## What you have to do
Each of the entries should be retyped precisely as it appears.
::: Given data :::
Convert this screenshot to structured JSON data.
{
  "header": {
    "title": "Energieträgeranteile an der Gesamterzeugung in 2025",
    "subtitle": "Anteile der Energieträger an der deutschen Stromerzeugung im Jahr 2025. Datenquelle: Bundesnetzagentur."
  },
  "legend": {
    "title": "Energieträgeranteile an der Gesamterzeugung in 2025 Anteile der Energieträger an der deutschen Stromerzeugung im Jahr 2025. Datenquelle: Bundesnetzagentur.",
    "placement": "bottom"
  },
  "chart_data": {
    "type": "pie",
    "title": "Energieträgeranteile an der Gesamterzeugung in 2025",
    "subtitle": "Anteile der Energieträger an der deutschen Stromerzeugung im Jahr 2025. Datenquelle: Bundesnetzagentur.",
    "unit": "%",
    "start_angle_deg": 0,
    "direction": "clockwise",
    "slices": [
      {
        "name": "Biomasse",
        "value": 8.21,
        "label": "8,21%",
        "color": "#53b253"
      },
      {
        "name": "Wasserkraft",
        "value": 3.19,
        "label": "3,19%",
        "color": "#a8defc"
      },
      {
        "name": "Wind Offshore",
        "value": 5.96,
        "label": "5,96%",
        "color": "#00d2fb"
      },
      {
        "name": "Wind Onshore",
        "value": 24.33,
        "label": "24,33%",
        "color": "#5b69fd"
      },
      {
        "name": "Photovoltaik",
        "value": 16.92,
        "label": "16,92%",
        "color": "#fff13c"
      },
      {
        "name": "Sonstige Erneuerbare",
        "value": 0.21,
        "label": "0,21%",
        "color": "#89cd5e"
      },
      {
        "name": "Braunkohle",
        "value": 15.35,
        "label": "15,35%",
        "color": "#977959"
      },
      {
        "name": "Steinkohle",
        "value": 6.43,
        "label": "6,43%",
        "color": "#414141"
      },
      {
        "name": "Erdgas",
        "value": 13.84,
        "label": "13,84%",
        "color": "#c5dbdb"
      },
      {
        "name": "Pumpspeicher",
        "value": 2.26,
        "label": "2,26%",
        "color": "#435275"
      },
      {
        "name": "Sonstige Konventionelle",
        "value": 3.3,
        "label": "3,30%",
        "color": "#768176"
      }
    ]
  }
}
:::
## Final result
Convert this screenshot to structured JSON data.
{
  "header": {
    "title": "Energieträgeranteile an der Gesamterzeugung in 2025",
    "subtitle": "Anteile der Energieträger an der deutschen Stromerzeugung im Jahr 2025. Datenquelle: Bundesnetzagentur."
  },
  "legend": {
    "title": "Energieträgeranteile an der Gesamterzeugung in 2025 Anteile der Energieträger an der deutschen Stromerzeugung im Jahr 2025. Datenquelle: Bundesnetzagentur.",
    "placement": "bottom"
  },
  "chart_data": {
    "type": "pie",
    "title": "Energieträgeranteile an der Gesamterzeugung in 2025",
    "subtitle": "Anteile der Energieträger an der deutschen Stromerzeugung im Jahr 2025. Datenquelle: Bundesnetzagentur.",
    "unit": "%",
    "start_angle_deg": 0,
    "direction": "clockwise",
    "slices": [
      {
        "name": "Biomasse",
        "value": 8.21,
        "label": "8,21%",
        "color": "#53b253"
      },
      {
        "name": "Wasserkraft",
        "value": 3.19,
        "label": "3,19%",
        "color": "#a8defc"
      },
      {
        "name": "Wind Offshore",
        "value": 5.96,
        "label": "5,96%",
        "color": "#00d2fb"
      },
      {
        "name": "Wind Onshore",
        "value": 24.33,
        "label": "24,33%",
        "color": "#5b69fd"
      },
      {
        "name": "Photovoltaik",
        "value": 16.92,
        "label": "16,92%",
        "color": "#fff13c"
      },
      {
        "name": "Sonstige Erneuerbare",
        "value": 0.21,
        "label": "0,21%",
        "color": "#89cd5e"
      },
      {
        "name": "Braunkohle",
        "value": 15.35,
        "label": "15,35%",
        "color": "#977959"
      },
      {
        "name": "Steinkohle",
        "value": 6.43,
        "label": "6,43%",
        "color": "#414141"
      },
      {
        "name": "Erdgas",
        "value": 13.84,
        "label": "13,84%",
        "color": "#c5dbdb"
      },
      {
        "name": "Pumpspeicher",
        "value": 2.26,
        "label": "2,26%",
        "color": "#435275"
      },
      {
        "name": "Sonstige Konventionelle",
        "value": 3.3,
        "label": "3,30%",
        "color": "#768176"
      }
    ]
  }
}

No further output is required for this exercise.